In the next section, the video exhibits the scientific miracles through clips of robots, weapons, and spacecraft from sci-fi movies. However, all these fantastic artifacts collapse in raging fires. After the destruction, the loop finally goes back to the cosmic start.

Reflected by the complex yet humorous editing of this video, Brambilla’s interpretation of human creation is neither excitingly laudatory nor harshly critical. On one hand, Brambilla does unveil some profound issues in “Creation”.  For instance, the fire disaster is a metaphor for the dark side of modernity. War and destruction are aggravated by human infatuation with technology and complacency. Nevertheless, the whole video, which is accompanied by the brisk Cinderella’s Waltz, is more like a collection of playful circus performances. The Japanese animation figure, Atom, is smiling while being swallowed by the center. The fantastic eye of Sauron, from The Lord of the Rings, is set in front of a futuristic aircraft. Playing with both reality and imagination, Brambilla successfully reveals the curious, playful, and audacious spirit of creation.

Artistically and technologically,  “Creation” is indeed a crescendo of Marco Brambilla’s epic series of human beings. The other two works in the trilogy, namely “Civilization” and “Evolution,” are, respectively, structured in an elevator and a side-scroll. Instead of those simple and straightforward formats, “Creation” utilizes a more powerful structure, the double helix, to stress the dynamic progress of the film clips. The use of 3-D technology further amplifies the striking visual impact and gives audiences a joy that cannot be experienced without 3-D glasses.

Besides Brambilla’s video collage, “Creation”, what other forms of expression have been more imaginative and glamorous while still honestly revealing the history of humankind?  By virtue of the playful montage, Marco Brambilla manages to blur the boundary between popular entertainment and serious historical discussion.

* [Given exercise 1]
Name every work in Marco Brambilla's trilogy that the passage on his video "Creation" mentions.
* [Given exercise 2]
Reproduce the passage on Brambilla's "Creation" word for word, between "Besides Brambilla’s video" and "serious historical discussion.", inclusive.

* [Dataset content]
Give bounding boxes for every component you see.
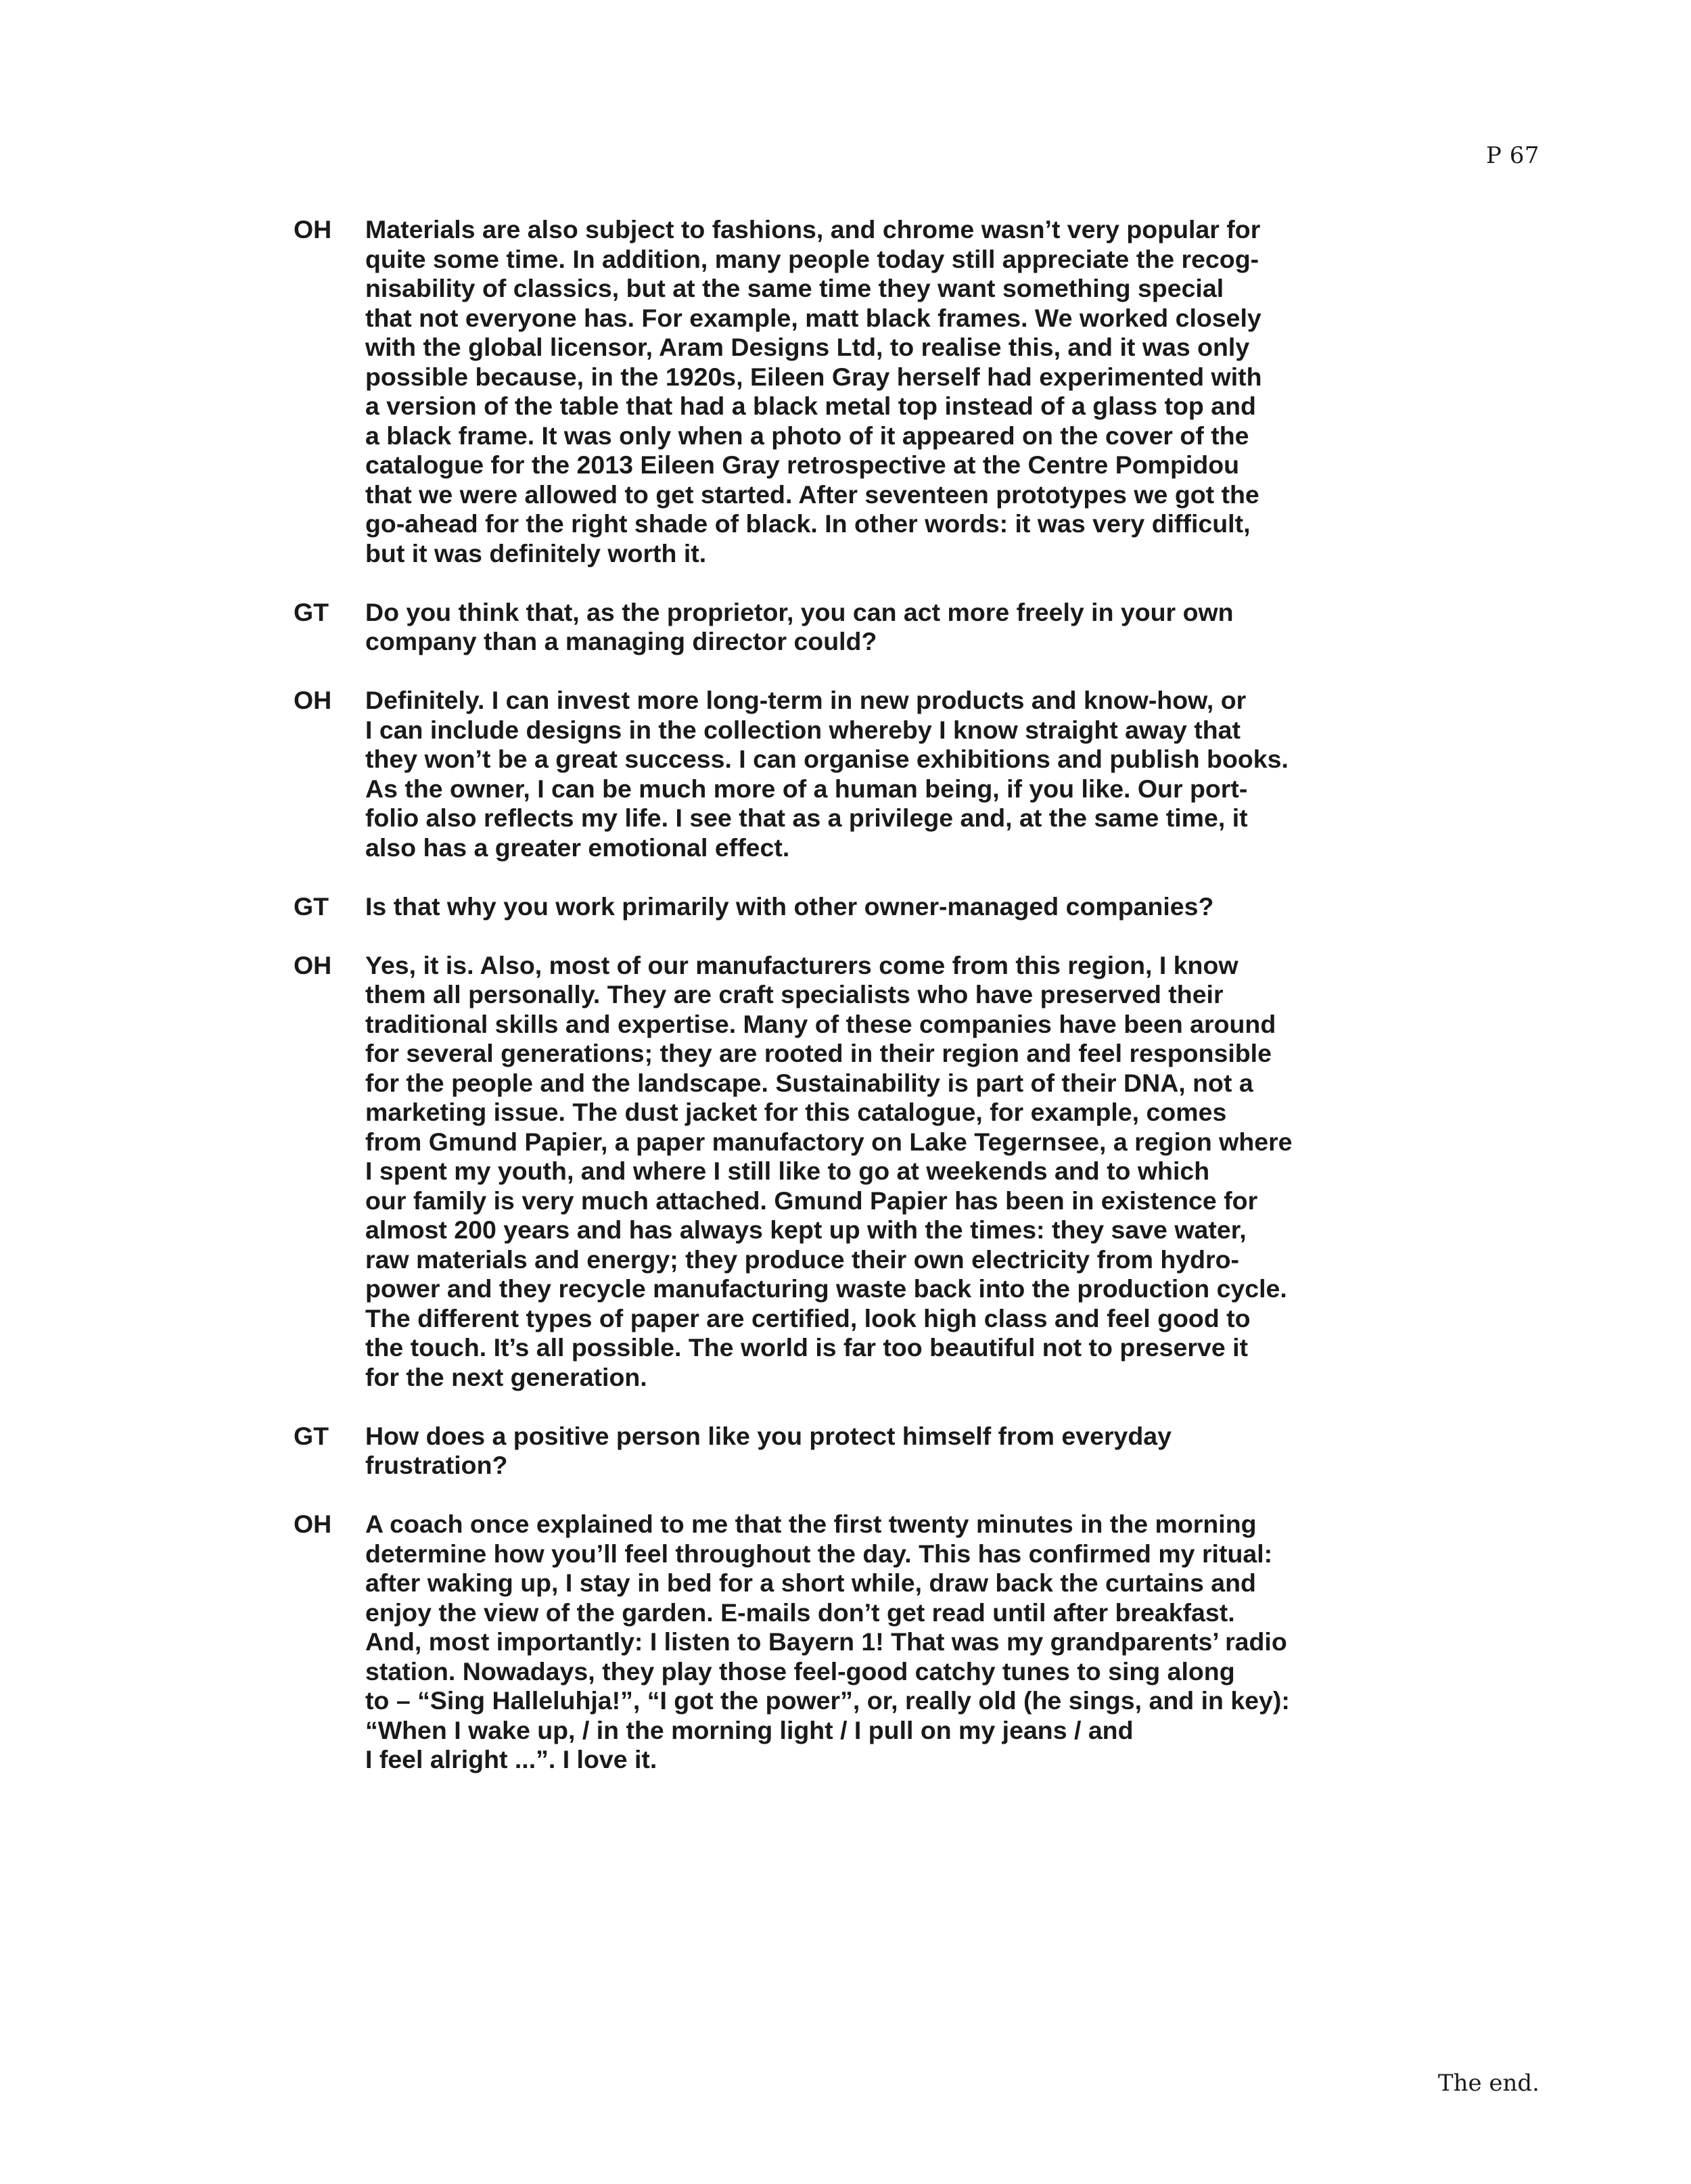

* [Complete response 1]
"Creation", "Civilization", "Evolution"

* [Complete response 2]
Besides Brambilla’s video collage, “Creation”, what other forms of expression have been more imaginative and glamorous while still honestly revealing the history of humankind?  By virtue of the playful montage, Marco Brambilla manages to blur the boundary between popular entertainment and serious historical discussion.